# Goal
Go through the listing below and gather every line with the word "Presets".

# Dataset extract
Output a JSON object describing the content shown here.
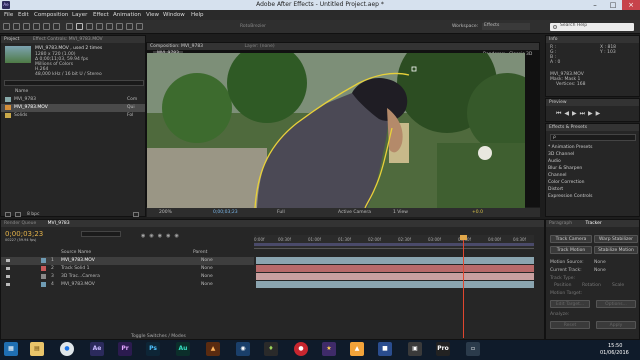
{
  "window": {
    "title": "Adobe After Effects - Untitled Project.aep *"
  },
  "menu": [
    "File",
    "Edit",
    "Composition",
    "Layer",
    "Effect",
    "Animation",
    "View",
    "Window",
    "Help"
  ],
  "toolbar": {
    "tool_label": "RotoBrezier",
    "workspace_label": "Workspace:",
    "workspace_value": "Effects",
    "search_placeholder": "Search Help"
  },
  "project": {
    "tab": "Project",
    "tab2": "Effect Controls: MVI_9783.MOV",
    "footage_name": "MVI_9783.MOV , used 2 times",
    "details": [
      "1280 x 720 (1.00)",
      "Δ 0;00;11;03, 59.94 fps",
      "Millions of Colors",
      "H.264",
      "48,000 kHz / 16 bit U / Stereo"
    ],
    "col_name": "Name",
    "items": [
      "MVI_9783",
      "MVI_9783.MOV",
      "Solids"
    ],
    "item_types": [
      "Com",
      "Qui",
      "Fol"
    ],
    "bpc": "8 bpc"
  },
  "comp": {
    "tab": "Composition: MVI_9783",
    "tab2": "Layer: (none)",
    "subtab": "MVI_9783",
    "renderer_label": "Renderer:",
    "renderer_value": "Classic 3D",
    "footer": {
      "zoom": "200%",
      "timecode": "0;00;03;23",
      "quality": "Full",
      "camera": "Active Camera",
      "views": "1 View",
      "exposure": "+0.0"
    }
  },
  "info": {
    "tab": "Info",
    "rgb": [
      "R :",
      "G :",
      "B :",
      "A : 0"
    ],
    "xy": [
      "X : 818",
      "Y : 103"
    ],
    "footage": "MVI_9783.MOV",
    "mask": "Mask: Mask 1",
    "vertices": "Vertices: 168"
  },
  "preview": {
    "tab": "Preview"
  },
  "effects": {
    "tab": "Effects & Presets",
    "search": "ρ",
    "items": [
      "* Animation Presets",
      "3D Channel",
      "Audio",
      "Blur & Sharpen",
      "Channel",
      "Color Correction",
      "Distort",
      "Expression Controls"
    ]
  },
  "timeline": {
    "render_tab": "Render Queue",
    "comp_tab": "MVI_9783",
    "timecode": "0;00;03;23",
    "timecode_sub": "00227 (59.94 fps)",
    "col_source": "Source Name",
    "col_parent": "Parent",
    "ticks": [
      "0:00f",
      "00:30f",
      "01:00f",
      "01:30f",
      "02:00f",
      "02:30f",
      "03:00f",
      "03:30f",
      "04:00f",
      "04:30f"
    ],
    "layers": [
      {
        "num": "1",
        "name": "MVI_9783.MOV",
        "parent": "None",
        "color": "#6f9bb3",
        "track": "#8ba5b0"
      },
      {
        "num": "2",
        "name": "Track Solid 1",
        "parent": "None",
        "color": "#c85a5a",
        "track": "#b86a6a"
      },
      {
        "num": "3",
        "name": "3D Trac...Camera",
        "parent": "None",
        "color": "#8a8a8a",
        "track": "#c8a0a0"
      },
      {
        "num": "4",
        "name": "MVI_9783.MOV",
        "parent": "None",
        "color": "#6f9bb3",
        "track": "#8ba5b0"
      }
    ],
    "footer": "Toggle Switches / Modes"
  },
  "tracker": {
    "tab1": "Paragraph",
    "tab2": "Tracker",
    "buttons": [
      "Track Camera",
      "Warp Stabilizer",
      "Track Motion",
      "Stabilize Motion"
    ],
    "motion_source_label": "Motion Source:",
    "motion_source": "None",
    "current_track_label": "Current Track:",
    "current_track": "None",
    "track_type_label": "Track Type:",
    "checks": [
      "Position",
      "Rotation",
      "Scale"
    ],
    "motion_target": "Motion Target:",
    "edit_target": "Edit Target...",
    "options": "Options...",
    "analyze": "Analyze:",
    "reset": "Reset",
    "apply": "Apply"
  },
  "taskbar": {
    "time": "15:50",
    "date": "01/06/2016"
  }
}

# Response to this task
    "tab": "Effects & Presets",
      "* Animation Presets",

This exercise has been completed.